▼
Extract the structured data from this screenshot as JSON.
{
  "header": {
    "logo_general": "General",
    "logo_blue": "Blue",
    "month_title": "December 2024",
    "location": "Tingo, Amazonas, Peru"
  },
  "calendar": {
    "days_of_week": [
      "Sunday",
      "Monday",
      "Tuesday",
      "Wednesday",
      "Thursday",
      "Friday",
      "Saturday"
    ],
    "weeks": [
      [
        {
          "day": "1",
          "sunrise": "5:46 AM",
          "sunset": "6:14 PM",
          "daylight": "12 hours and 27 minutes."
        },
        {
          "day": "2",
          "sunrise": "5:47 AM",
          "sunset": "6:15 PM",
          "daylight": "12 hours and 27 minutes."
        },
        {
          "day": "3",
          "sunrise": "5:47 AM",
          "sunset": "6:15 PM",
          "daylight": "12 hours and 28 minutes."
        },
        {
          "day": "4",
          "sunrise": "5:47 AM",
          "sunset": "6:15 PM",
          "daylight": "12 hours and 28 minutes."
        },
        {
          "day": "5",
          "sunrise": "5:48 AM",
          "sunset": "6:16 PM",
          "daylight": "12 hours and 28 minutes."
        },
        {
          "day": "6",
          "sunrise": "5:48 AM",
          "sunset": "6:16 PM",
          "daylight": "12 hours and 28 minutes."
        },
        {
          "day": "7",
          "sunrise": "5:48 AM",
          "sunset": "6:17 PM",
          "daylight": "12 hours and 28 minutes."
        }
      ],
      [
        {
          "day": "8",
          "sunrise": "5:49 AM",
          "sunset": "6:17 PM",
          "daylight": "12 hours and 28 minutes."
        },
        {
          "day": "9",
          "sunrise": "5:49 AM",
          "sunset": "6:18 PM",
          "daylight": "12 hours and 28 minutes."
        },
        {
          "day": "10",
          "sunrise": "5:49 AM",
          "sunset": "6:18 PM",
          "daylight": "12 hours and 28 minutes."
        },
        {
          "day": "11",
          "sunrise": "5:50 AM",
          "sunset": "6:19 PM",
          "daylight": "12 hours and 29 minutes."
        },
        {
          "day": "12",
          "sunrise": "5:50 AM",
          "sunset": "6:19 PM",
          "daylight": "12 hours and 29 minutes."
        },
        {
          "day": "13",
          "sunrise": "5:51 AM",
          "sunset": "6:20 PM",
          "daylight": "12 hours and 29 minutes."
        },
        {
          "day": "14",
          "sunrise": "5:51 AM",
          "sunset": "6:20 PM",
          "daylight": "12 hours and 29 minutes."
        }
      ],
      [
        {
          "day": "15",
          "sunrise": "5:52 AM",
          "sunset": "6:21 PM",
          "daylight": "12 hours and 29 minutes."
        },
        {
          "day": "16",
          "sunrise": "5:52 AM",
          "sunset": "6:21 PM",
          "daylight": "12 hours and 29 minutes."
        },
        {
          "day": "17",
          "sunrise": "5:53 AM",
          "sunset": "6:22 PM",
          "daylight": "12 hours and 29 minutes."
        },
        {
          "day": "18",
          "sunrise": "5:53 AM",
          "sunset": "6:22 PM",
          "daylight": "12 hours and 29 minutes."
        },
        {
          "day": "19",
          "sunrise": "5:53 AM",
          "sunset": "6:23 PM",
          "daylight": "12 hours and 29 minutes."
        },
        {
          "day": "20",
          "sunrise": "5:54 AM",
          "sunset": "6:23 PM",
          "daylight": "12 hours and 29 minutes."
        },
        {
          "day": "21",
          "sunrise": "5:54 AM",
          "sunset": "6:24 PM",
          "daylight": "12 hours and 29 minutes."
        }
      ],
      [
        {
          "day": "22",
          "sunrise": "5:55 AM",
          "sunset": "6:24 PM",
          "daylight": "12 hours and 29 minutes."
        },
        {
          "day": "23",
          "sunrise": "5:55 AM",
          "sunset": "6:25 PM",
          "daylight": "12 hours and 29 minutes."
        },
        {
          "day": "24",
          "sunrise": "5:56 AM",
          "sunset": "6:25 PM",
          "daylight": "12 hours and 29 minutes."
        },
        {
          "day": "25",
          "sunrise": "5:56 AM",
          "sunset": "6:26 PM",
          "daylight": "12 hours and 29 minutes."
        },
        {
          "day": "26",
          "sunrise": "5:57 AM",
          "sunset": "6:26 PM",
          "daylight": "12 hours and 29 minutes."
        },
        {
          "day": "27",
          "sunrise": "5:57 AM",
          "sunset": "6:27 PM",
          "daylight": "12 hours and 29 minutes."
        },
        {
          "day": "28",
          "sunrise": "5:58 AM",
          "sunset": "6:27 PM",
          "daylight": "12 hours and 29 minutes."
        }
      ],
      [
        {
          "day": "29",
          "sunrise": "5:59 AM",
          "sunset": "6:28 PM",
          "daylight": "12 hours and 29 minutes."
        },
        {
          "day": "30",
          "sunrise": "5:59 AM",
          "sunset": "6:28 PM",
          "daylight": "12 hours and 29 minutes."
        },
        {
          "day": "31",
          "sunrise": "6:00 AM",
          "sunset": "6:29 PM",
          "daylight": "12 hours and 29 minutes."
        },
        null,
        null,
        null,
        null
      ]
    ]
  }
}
▲
#### SET PROBLEM
Transcribe each record exactly. Leave nothing out.

#### RESPONSE BELOW
Extract the structured data from this screenshot as JSON.
{
  "header": {
    "logo_general": "General",
    "logo_blue": "Blue",
    "month_title": "December 2024",
    "location": "Tingo, Amazonas, Peru"
  },
  "calendar": {
    "days_of_week": [
      "Sunday",
      "Monday",
      "Tuesday",
      "Wednesday",
      "Thursday",
      "Friday",
      "Saturday"
    ],
    "weeks": [
      [
        {
          "day": "1",
          "sunrise": "5:46 AM",
          "sunset": "6:14 PM",
          "daylight": "12 hours and 27 minutes."
        },
        {
          "day": "2",
          "sunrise": "5:47 AM",
          "sunset": "6:15 PM",
          "daylight": "12 hours and 27 minutes."
        },
        {
          "day": "3",
          "sunrise": "5:47 AM",
          "sunset": "6:15 PM",
          "daylight": "12 hours and 28 minutes."
        },
        {
          "day": "4",
          "sunrise": "5:47 AM",
          "sunset": "6:15 PM",
          "daylight": "12 hours and 28 minutes."
        },
        {
          "day": "5",
          "sunrise": "5:48 AM",
          "sunset": "6:16 PM",
          "daylight": "12 hours and 28 minutes."
        },
        {
          "day": "6",
          "sunrise": "5:48 AM",
          "sunset": "6:16 PM",
          "daylight": "12 hours and 28 minutes."
        },
        {
          "day": "7",
          "sunrise": "5:48 AM",
          "sunset": "6:17 PM",
          "daylight": "12 hours and 28 minutes."
        }
      ],
      [
        {
          "day": "8",
          "sunrise": "5:49 AM",
          "sunset": "6:17 PM",
          "daylight": "12 hours and 28 minutes."
        },
        {
          "day": "9",
          "sunrise": "5:49 AM",
          "sunset": "6:18 PM",
          "daylight": "12 hours and 28 minutes."
        },
        {
          "day": "10",
          "sunrise": "5:49 AM",
          "sunset": "6:18 PM",
          "daylight": "12 hours and 28 minutes."
        },
        {
          "day": "11",
          "sunrise": "5:50 AM",
          "sunset": "6:19 PM",
          "daylight": "12 hours and 29 minutes."
        },
        {
          "day": "12",
          "sunrise": "5:50 AM",
          "sunset": "6:19 PM",
          "daylight": "12 hours and 29 minutes."
        },
        {
          "day": "13",
          "sunrise": "5:51 AM",
          "sunset": "6:20 PM",
          "daylight": "12 hours and 29 minutes."
        },
        {
          "day": "14",
          "sunrise": "5:51 AM",
          "sunset": "6:20 PM",
          "daylight": "12 hours and 29 minutes."
        }
      ],
      [
        {
          "day": "15",
          "sunrise": "5:52 AM",
          "sunset": "6:21 PM",
          "daylight": "12 hours and 29 minutes."
        },
        {
          "day": "16",
          "sunrise": "5:52 AM",
          "sunset": "6:21 PM",
          "daylight": "12 hours and 29 minutes."
        },
        {
          "day": "17",
          "sunrise": "5:53 AM",
          "sunset": "6:22 PM",
          "daylight": "12 hours and 29 minutes."
        },
        {
          "day": "18",
          "sunrise": "5:53 AM",
          "sunset": "6:22 PM",
          "daylight": "12 hours and 29 minutes."
        },
        {
          "day": "19",
          "sunrise": "5:53 AM",
          "sunset": "6:23 PM",
          "daylight": "12 hours and 29 minutes."
        },
        {
          "day": "20",
          "sunrise": "5:54 AM",
          "sunset": "6:23 PM",
          "daylight": "12 hours and 29 minutes."
        },
        {
          "day": "21",
          "sunrise": "5:54 AM",
          "sunset": "6:24 PM",
          "daylight": "12 hours and 29 minutes."
        }
      ],
      [
        {
          "day": "22",
          "sunrise": "5:55 AM",
          "sunset": "6:24 PM",
          "daylight": "12 hours and 29 minutes."
        },
        {
          "day": "23",
          "sunrise": "5:55 AM",
          "sunset": "6:25 PM",
          "daylight": "12 hours and 29 minutes."
        },
        {
          "day": "24",
          "sunrise": "5:56 AM",
          "sunset": "6:25 PM",
          "daylight": "12 hours and 29 minutes."
        },
        {
          "day": "25",
          "sunrise": "5:56 AM",
          "sunset": "6:26 PM",
          "daylight": "12 hours and 29 minutes."
        },
        {
          "day": "26",
          "sunrise": "5:57 AM",
          "sunset": "6:26 PM",
          "daylight": "12 hours and 29 minutes."
        },
        {
          "day": "27",
          "sunrise": "5:57 AM",
          "sunset": "6:27 PM",
          "daylight": "12 hours and 29 minutes."
        },
        {
          "day": "28",
          "sunrise": "5:58 AM",
          "sunset": "6:27 PM",
          "daylight": "12 hours and 29 minutes."
        }
      ],
      [
        {
          "day": "29",
          "sunrise": "5:59 AM",
          "sunset": "6:28 PM",
          "daylight": "12 hours and 29 minutes."
        },
        {
          "day": "30",
          "sunrise": "5:59 AM",
          "sunset": "6:28 PM",
          "daylight": "12 hours and 29 minutes."
        },
        {
          "day": "31",
          "sunrise": "6:00 AM",
          "sunset": "6:29 PM",
          "daylight": "12 hours and 29 minutes."
        },
        null,
        null,
        null,
        null
      ]
    ]
  }
}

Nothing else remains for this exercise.